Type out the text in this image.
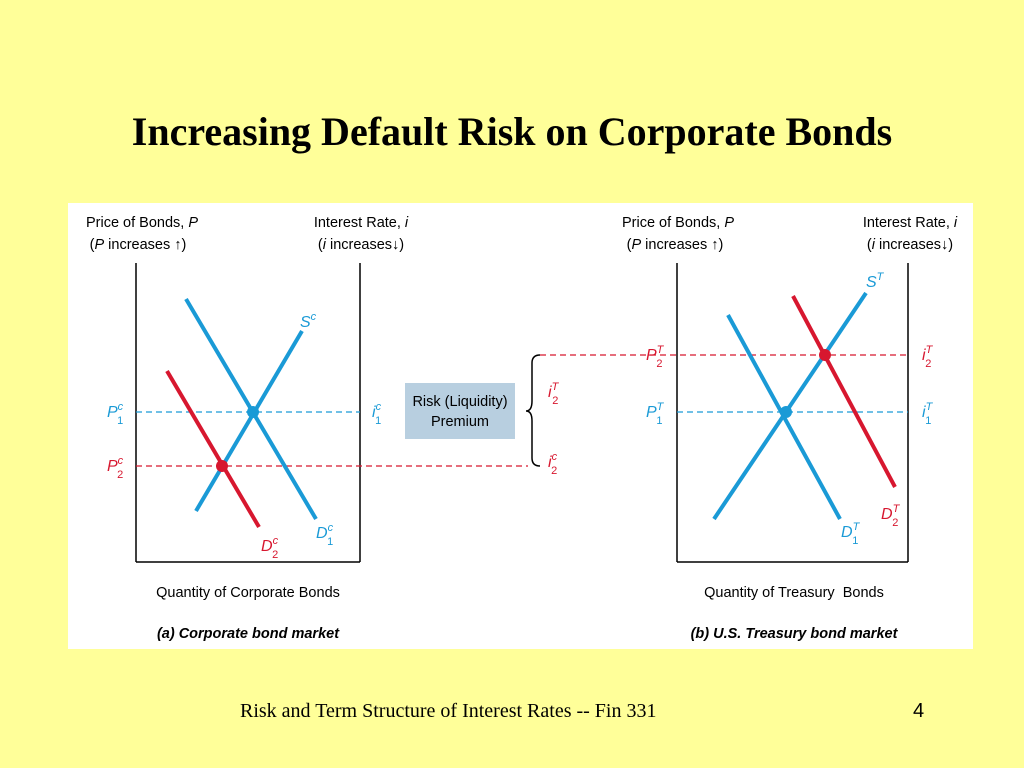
Increasing Default Risk on Corporate Bonds
Price of Bonds, P
(P increases ↑)
Interest Rate, i
(i increases↓)
Quantity of Corporate Bonds
(a) Corporate bond market
$S^c$
$D^c$ 1
$D^c$ 2
$P^c$ 1
$P^c$ 2
$i^c$ 1
Risk (Liquidity)
Premium
$i^T$ 2
$i^c$ 2
Price of Bonds, P
(P increases ↑)
Interest Rate, i
(i increases↓)
Quantity of Treasury  Bonds
(b) U.S. Treasury bond market
$S^T$
$D^T$ 1
$D^T$ 2
$P^T$ 2
$P^T$ 1
$i^T$ 2
$i^T$ 1
Risk and Term Structure of Interest Rates -- Fin 331	4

————

WHAT THE EXERCISE ASKS> Each line of the material must be retyped exactly, except that images are omitted.

TASK SOLUTION>
Type out the text in this image.
Increasing Default Risk on Corporate Bonds
Price of Bonds, P
(P increases ↑)
Interest Rate, i
(i increases↓)
Quantity of Corporate Bonds
(a) Corporate bond market
$S^c$
$D^c$ 1
$D^c$ 2
$P^c$ 1
$P^c$ 2
$i^c$ 1
Risk (Liquidity)
Premium
$i^T$ 2
$i^c$ 2
Price of Bonds, P
(P increases ↑)
Interest Rate, i
(i increases↓)
Quantity of Treasury  Bonds
(b) U.S. Treasury bond market
$S^T$
$D^T$ 1
$D^T$ 2
$P^T$ 2
$P^T$ 1
$i^T$ 2
$i^T$ 1
Risk and Term Structure of Interest Rates -- Fin 331	4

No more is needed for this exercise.